Instructions for the task :: Skip the pictures. Copy all the rest of the records down exactly.

Records for the task ::
-*-*-

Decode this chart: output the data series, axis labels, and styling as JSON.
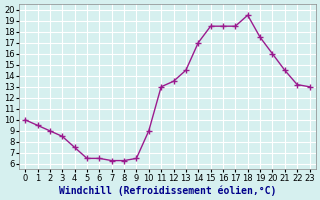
{
  "x": [
    0,
    1,
    2,
    3,
    4,
    5,
    6,
    7,
    8,
    9,
    10,
    11,
    12,
    13,
    14,
    15,
    16,
    17,
    18,
    19,
    20,
    21,
    22,
    23
  ],
  "y": [
    10,
    9.5,
    9,
    8.5,
    7.5,
    6.5,
    6.5,
    6.3,
    6.3,
    6.5,
    9,
    13,
    13.5,
    14.5,
    17,
    18.5,
    18.5,
    18.5,
    19.5,
    17.5,
    16,
    14.5,
    13.2,
    13
  ],
  "line_color": "#9b1b8e",
  "marker": "+",
  "markersize": 5,
  "linewidth": 1.0,
  "background_color": "#d6f0ef",
  "grid_color": "#ffffff",
  "xlabel": "Windchill (Refroidissement éolien,°C)",
  "xlabel_fontsize": 7,
  "tick_fontsize": 6,
  "xlim": [
    -0.5,
    23.5
  ],
  "ylim": [
    5.5,
    20.5
  ],
  "yticks": [
    6,
    7,
    8,
    9,
    10,
    11,
    12,
    13,
    14,
    15,
    16,
    17,
    18,
    19,
    20
  ],
  "xticks": [
    0,
    1,
    2,
    3,
    4,
    5,
    6,
    7,
    8,
    9,
    10,
    11,
    12,
    13,
    14,
    15,
    16,
    17,
    18,
    19,
    20,
    21,
    22,
    23
  ]
}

-*-*-

Result of this task ::
Decode this chart: output the data series, axis labels, and styling as JSON.
{
  "x": [
    0,
    1,
    2,
    3,
    4,
    5,
    6,
    7,
    8,
    9,
    10,
    11,
    12,
    13,
    14,
    15,
    16,
    17,
    18,
    19,
    20,
    21,
    22,
    23
  ],
  "y": [
    10,
    9.5,
    9,
    8.5,
    7.5,
    6.5,
    6.5,
    6.3,
    6.3,
    6.5,
    9,
    13,
    13.5,
    14.5,
    17,
    18.5,
    18.5,
    18.5,
    19.5,
    17.5,
    16,
    14.5,
    13.2,
    13
  ],
  "line_color": "#9b1b8e",
  "marker": "+",
  "markersize": 5,
  "linewidth": 1.0,
  "background_color": "#d6f0ef",
  "grid_color": "#ffffff",
  "xlabel": "Windchill (Refroidissement éolien,°C)",
  "xlabel_fontsize": 7,
  "tick_fontsize": 6,
  "xlim": [
    -0.5,
    23.5
  ],
  "ylim": [
    5.5,
    20.5
  ],
  "yticks": [
    6,
    7,
    8,
    9,
    10,
    11,
    12,
    13,
    14,
    15,
    16,
    17,
    18,
    19,
    20
  ],
  "xticks": [
    0,
    1,
    2,
    3,
    4,
    5,
    6,
    7,
    8,
    9,
    10,
    11,
    12,
    13,
    14,
    15,
    16,
    17,
    18,
    19,
    20,
    21,
    22,
    23
  ]
}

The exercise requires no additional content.